-- begin Quoted text --
“Both my parents were raised in company towns and the control the company had over everything created such a concern and such discipline in the kids. It would be a terrible thing if a child took even one piece of candy from the company store. There was not only the fear for your own kid taking a couple of pieces candy, but for what it meant to the company because they owned the store, they owned the houses, and they paid the wages. If a kid stole one piece of candy from the company store, the dad would lose his job.
Prep wash coal

“I remember my maternal grandfather - he drank Corby’s Whiskey and he liked to drink his beer. He would sit in a rocking chair and chew tobacco, with a spittoon there, and on the table, there beside him was a picture of John L. Lewis, the original union leader who formed the United Mine Workers. It was not a picture of Jesus Christ; it was a picture of John L. Lewis.

He was to coal miners in Pennsylvania what Ginger Goodwin was to coal miners in British Columbia. As the immigrants came through and Lewis started fighting for their rights, both safety and labour, he got the ‘god’ status.

Both my grandfathers and my dad were union members so I have an appreciation for unions and how it all started.

You have to have an understanding of the whole picture, and I think that in my career some of that understanding has enhanced my ability to manage. I know how it got there, I do not agree how it is, but I do know how it got there.


“The mines were operated by coal barons, very similar to what was found on Vancouver Island, but the mining company had their own police force, jail, and company store. So, you worked for the company and the company paid you, but they owned the store and provided all the support services, so you gave the money right back to them.

As a Miner's Son

“My dad fought in WW II, and when he came back from the war he went right into the mine, so his whole life and career were in mining. He mined from 1946 to about 1999; he retired when he was seventy two years old. He has over fifty years mining experience. As a kid growing up, I can remember my dad worked a lot; he was always out, and always working. The wages were fair, but they were not anything outstanding; mine wages have come a long way since then, in Canada and the States.
-- end Quoted text --
-- begin Records --
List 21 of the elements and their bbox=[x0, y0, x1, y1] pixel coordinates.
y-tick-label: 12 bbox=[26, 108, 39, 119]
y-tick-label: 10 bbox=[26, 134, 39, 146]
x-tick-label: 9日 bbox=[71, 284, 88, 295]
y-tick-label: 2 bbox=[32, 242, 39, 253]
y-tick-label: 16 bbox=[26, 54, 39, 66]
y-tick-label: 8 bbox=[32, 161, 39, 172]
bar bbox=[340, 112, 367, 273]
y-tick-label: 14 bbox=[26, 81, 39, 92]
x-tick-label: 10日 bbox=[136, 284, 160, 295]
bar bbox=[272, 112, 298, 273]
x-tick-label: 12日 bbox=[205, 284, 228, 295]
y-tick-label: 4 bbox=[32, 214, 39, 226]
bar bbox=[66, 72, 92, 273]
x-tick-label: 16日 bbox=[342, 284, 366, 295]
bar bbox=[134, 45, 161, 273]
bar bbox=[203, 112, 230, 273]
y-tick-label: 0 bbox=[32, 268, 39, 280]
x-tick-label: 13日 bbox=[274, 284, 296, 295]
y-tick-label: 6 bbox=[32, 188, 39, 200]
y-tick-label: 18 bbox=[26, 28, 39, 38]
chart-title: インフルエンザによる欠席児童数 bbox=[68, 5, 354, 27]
-- end Records --
-- begin Records --
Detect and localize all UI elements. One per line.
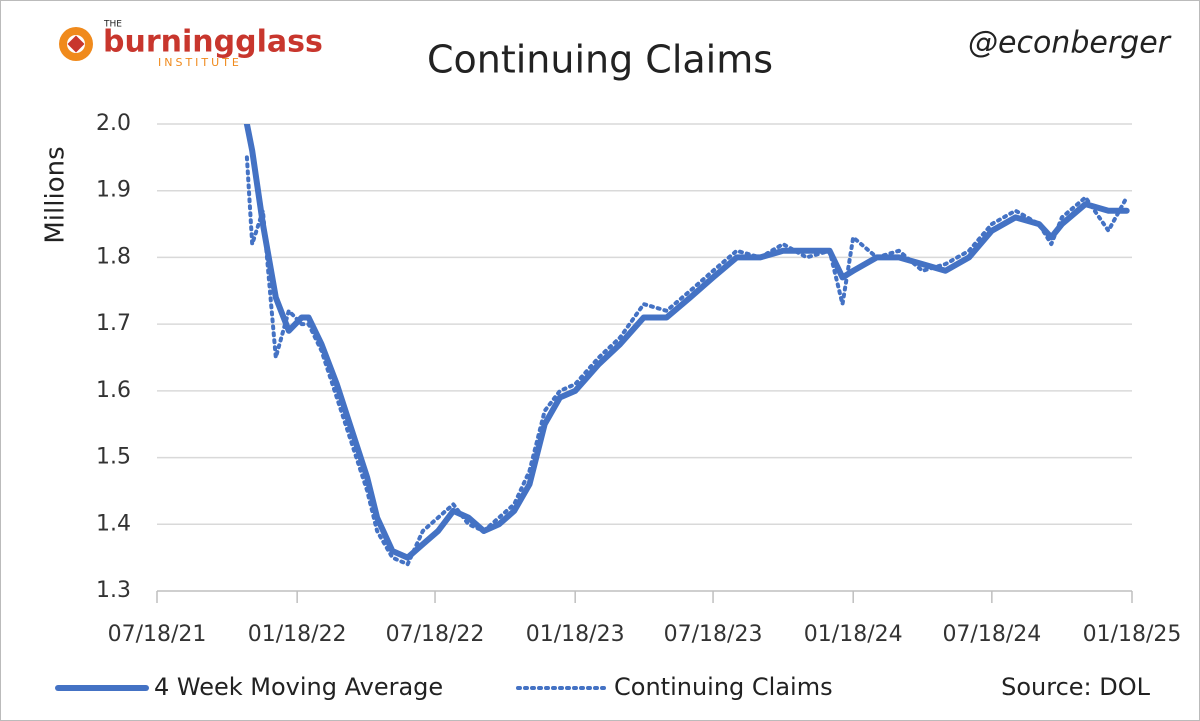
-- end Records --
__Written instruction 1__. According to the coal-mining recollection, during which years did the speaker's father work as a miner?
__Written instruction 2__. Reproduce the entries from the line with "List 21 of the" up to and including the line with "bar bbox=[66, 72, 92, 273]", changing "y-tick-label" to "y-axis-label" and keeping everything else the same.
The entries are unrelated to the coal-mining recollection.

__Full answer 1__. From 1946 to about 1999.

__Full answer 2__.
List 21 of the elements and their bbox=[x0, y0, x1, y1] pixel coordinates.
y-axis-label: 12 bbox=[26, 108, 39, 119]
y-axis-label: 10 bbox=[26, 134, 39, 146]
x-tick-label: 9日 bbox=[71, 284, 88, 295]
y-axis-label: 2 bbox=[32, 242, 39, 253]
y-axis-label: 16 bbox=[26, 54, 39, 66]
y-axis-label: 8 bbox=[32, 161, 39, 172]
bar bbox=[340, 112, 367, 273]
y-axis-label: 14 bbox=[26, 81, 39, 92]
x-tick-label: 10日 bbox=[136, 284, 160, 295]
bar bbox=[272, 112, 298, 273]
x-tick-label: 12日 bbox=[205, 284, 228, 295]
y-axis-label: 4 bbox=[32, 214, 39, 226]
bar bbox=[66, 72, 92, 273]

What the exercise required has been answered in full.